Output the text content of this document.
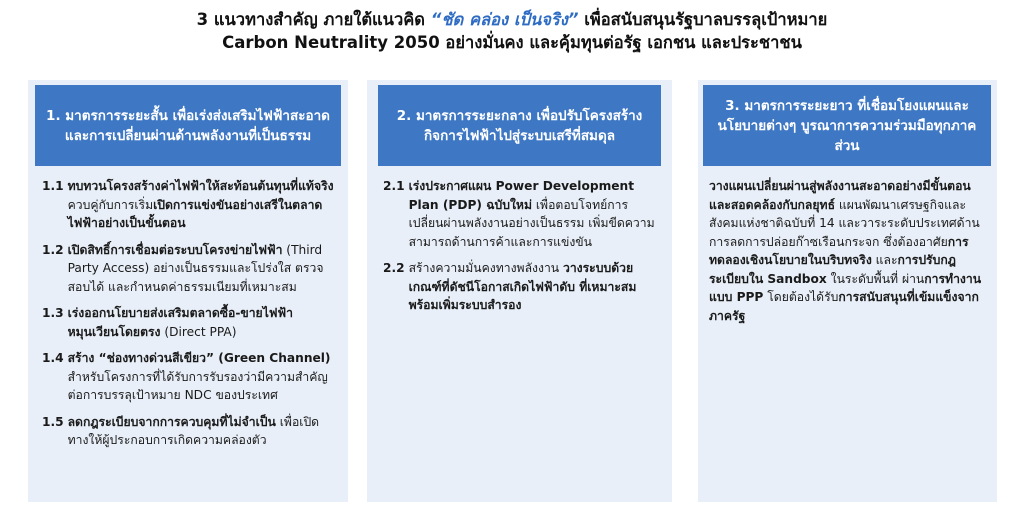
3 แนวทางสำคัญ ภายใต้แนวคิด “ชัด คล่อง เป็นจริง” เพื่อสนับสนุนรัฐบาลบรรลุเป้าหมาย
Carbon Neutrality 2050 อย่างมั่นคง และคุ้มทุนต่อรัฐ เอกชน และประชาชน
1. มาตรการระยะสั้น เพื่อเร่งส่งเสริมไฟฟ้าสะอาด และการเปลี่ยนผ่านด้านพลังงานที่เป็นธรรม
1.1 ทบทวนโครงสร้างค่าไฟฟ้าให้สะท้อนต้นทุนที่แท้จริง ควบคู่กับการเริ่มเปิดการแข่งขันอย่างเสรีในตลาดไฟฟ้าอย่างเป็นขั้นตอน
1.2 เปิดสิทธิ์การเชื่อมต่อระบบโครงข่ายไฟฟ้า (Third Party Access) อย่างเป็นธรรมและโปร่งใส ตรวจสอบได้ และกำหนดค่าธรรมเนียมที่เหมาะสม
1.3 เร่งออกนโยบายส่งเสริมตลาดซื้อ-ขายไฟฟ้าหมุนเวียนโดยตรง (Direct PPA)
1.4 สร้าง “ช่องทางด่วนสีเขียว” (Green Channel) สำหรับโครงการที่ได้รับการรับรองว่ามีความสำคัญต่อการบรรลุเป้าหมาย NDC ของประเทศ
1.5 ลดกฎระเบียบจากการควบคุมที่ไม่จำเป็น เพื่อเปิดทางให้ผู้ประกอบการเกิดความคล่องตัว
2. มาตรการระยะกลาง เพื่อปรับโครงสร้างกิจการไฟฟ้าไปสู่ระบบเสรีที่สมดุล
2.1 เร่งประกาศแผน Power Development Plan (PDP) ฉบับใหม่ เพื่อตอบโจทย์การเปลี่ยนผ่านพลังงานอย่างเป็นธรรม เพิ่มขีดความสามารถด้านการค้าและการแข่งขัน
2.2 สร้างความมั่นคงทางพลังงาน วางระบบด้วยเกณฑ์ที่ดัชนีโอกาสเกิดไฟฟ้าดับ ที่เหมาะสม พร้อมเพิ่มระบบสำรอง
3. มาตรการระยะยาว ที่เชื่อมโยงแผนและนโยบายต่างๆ บูรณาการความร่วมมือทุกภาคส่วน
วางแผนเปลี่ยนผ่านสู่พลังงานสะอาดอย่างมีขั้นตอน และสอดคล้องกับกลยุทธ์ แผนพัฒนาเศรษฐกิจและสังคมแห่งชาติฉบับที่ 14 และวาระระดับประเทศด้านการลดการปล่อยก๊าซเรือนกระจก ซึ่งต้องอาศัยการทดลองเชิงนโยบายในบริบทจริง และการปรับกฎระเบียบใน Sandbox ในระดับพื้นที่ ผ่านการทำงานแบบ PPP โดยต้องได้รับการสนับสนุนที่เข้มแข็งจากภาครัฐ
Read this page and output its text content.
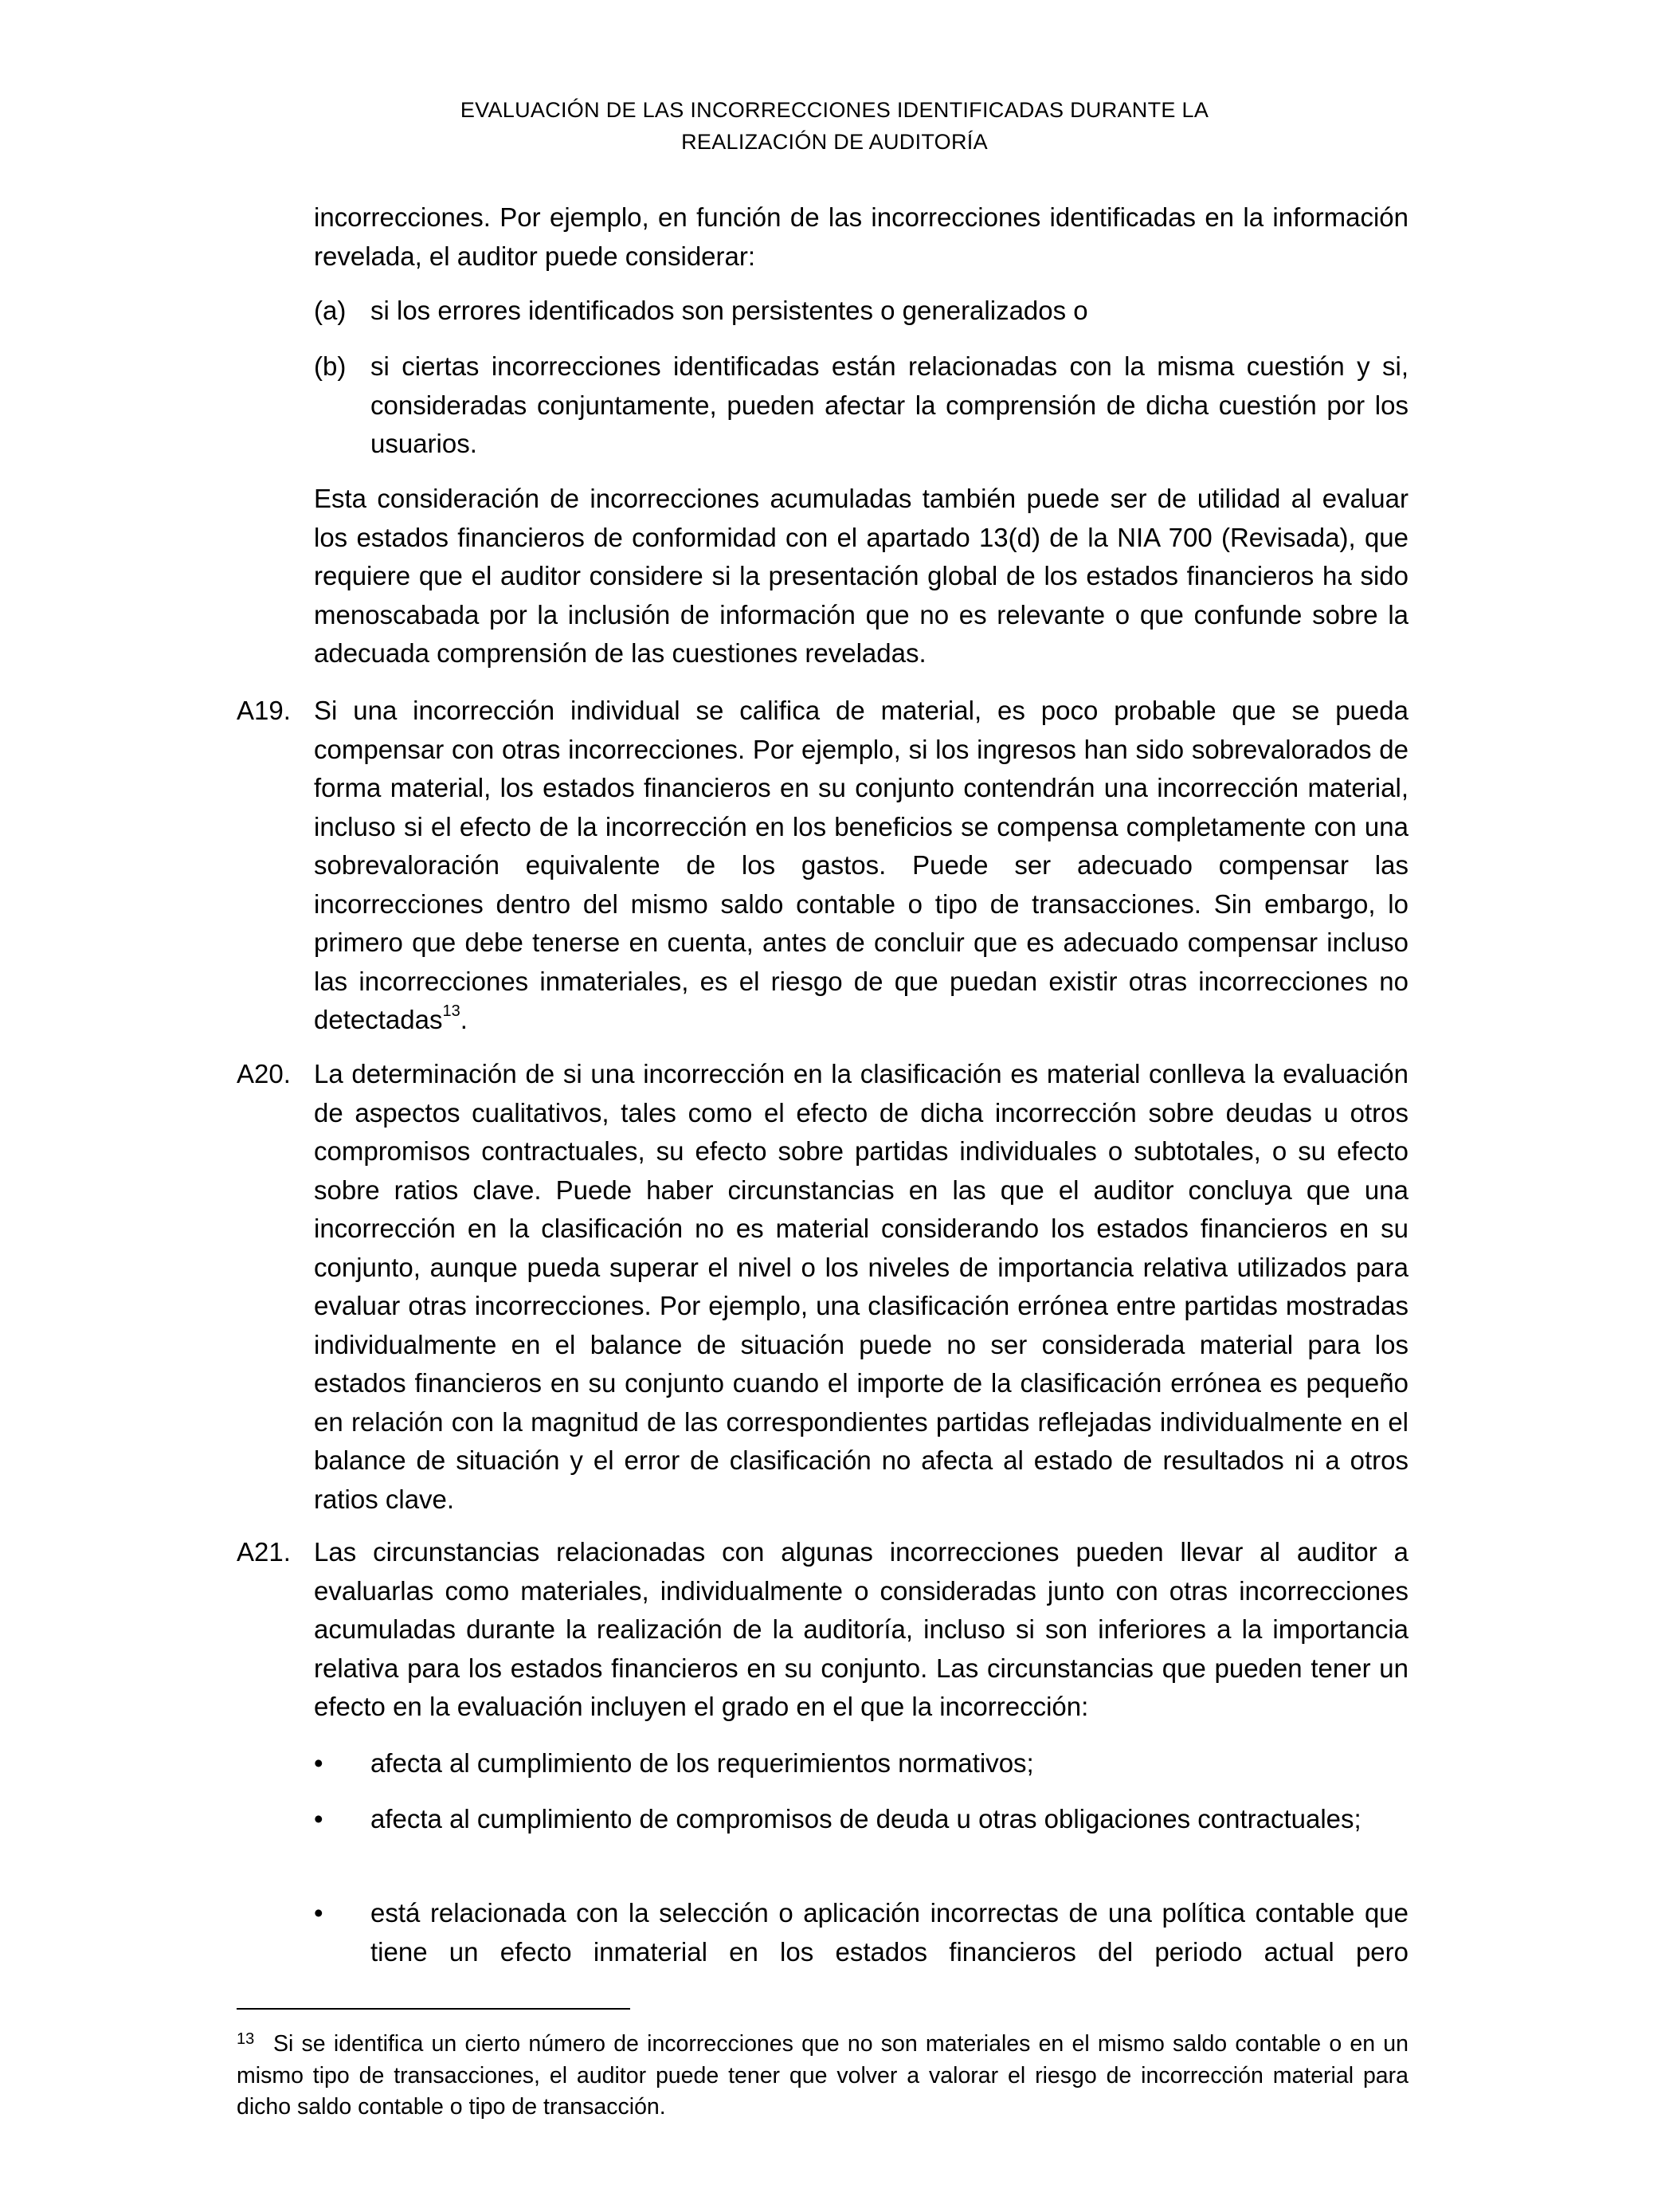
EVALUACIÓN DE LAS INCORRECCIONES IDENTIFICADAS DURANTE LA
REALIZACIÓN DE AUDITORÍA
incorrecciones. Por ejemplo, en función de las incorrecciones identificadas en la información revelada, el auditor puede considerar:
(a) si los errores identificados son persistentes o generalizados o
(b) si ciertas incorrecciones identificadas están relacionadas con la misma cuestión y si, consideradas conjuntamente, pueden afectar la comprensión de dicha cuestión por los usuarios.
Esta consideración de incorrecciones acumuladas también puede ser de utilidad al evaluar los estados financieros de conformidad con el apartado 13(d) de la NIA 700 (Revisada), que requiere que el auditor considere si la presentación global de los estados financieros ha sido menoscabada por la inclusión de información que no es relevante o que confunde sobre la adecuada comprensión de las cuestiones reveladas.
A19. Si una incorrección individual se califica de material, es poco probable que se pueda compensar con otras incorrecciones. Por ejemplo, si los ingresos han sido sobrevalorados de forma material, los estados financieros en su conjunto contendrán una incorrección material, incluso si el efecto de la incorrección en los beneficios se compensa completamente con una sobrevaloración equivalente de los gastos. Puede ser adecuado compensar las incorrecciones dentro del mismo saldo contable o tipo de transacciones. Sin embargo, lo primero que debe tenerse en cuenta, antes de concluir que es adecuado compensar incluso las incorrecciones inmateriales, es el riesgo de que puedan existir otras incorrecciones no detectadas$^{13}$.
A20. La determinación de si una incorrección en la clasificación es material conlleva la evaluación de aspectos cualitativos, tales como el efecto de dicha incorrección sobre deudas u otros compromisos contractuales, su efecto sobre partidas individuales o subtotales, o su efecto sobre ratios clave. Puede haber circunstancias en las que el auditor concluya que una incorrección en la clasificación no es material considerando los estados financieros en su conjunto, aunque pueda superar el nivel o los niveles de importancia relativa utilizados para evaluar otras incorrecciones. Por ejemplo, una clasificación errónea entre partidas mostradas individualmente en el balance de situación puede no ser considerada material para los estados financieros en su conjunto cuando el importe de la clasificación errónea es pequeño en relación con la magnitud de las correspondientes partidas reflejadas individualmente en el balance de situación y el error de clasificación no afecta al estado de resultados ni a otros ratios clave.
A21. Las circunstancias relacionadas con algunas incorrecciones pueden llevar al auditor a evaluarlas como materiales, individualmente o consideradas junto con otras incorrecciones acumuladas durante la realización de la auditoría, incluso si son inferiores a la importancia relativa para los estados financieros en su conjunto. Las circunstancias que pueden tener un efecto en la evaluación incluyen el grado en el que la incorrección:
•	afecta al cumplimiento de los requerimientos normativos;
•	afecta al cumplimiento de compromisos de deuda u otras obligaciones contractuales;
•	está relacionada con la selección o aplicación incorrectas de una política contable que tiene un efecto inmaterial en los estados financieros del periodo actual pero
13 Si se identifica un cierto número de incorrecciones que no son materiales en el mismo saldo contable o en un mismo tipo de transacciones, el auditor puede tener que volver a valorar el riesgo de incorrección material para dicho saldo contable o tipo de transacción.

_DIRECTIONS FOR THIS TASK_.
Select the lines from the entries that include the word "incluso".

_FINISHED ANSWER_.
A19. Si una incorrección individual se califica de material, es poco probable que se pueda compensar con otras incorrecciones. Por ejemplo, si los ingresos han sido sobrevalorados de forma material, los estados financieros en su conjunto contendrán una incorrección material, incluso si el efecto de la incorrección en los beneficios se compensa completamente con una sobrevaloración equivalente de los gastos. Puede ser adecuado compensar las incorrecciones dentro del mismo saldo contable o tipo de transacciones. Sin embargo, lo primero que debe tenerse en cuenta, antes de concluir que es adecuado compensar incluso las incorrecciones inmateriales, es el riesgo de que puedan existir otras incorrecciones no detectadas$^{13}$.
A21. Las circunstancias relacionadas con algunas incorrecciones pueden llevar al auditor a evaluarlas como materiales, individualmente o consideradas junto con otras incorrecciones acumuladas durante la realización de la auditoría, incluso si son inferiores a la importancia relativa para los estados financieros en su conjunto. Las circunstancias que pueden tener un efecto en la evaluación incluyen el grado en el que la incorrección:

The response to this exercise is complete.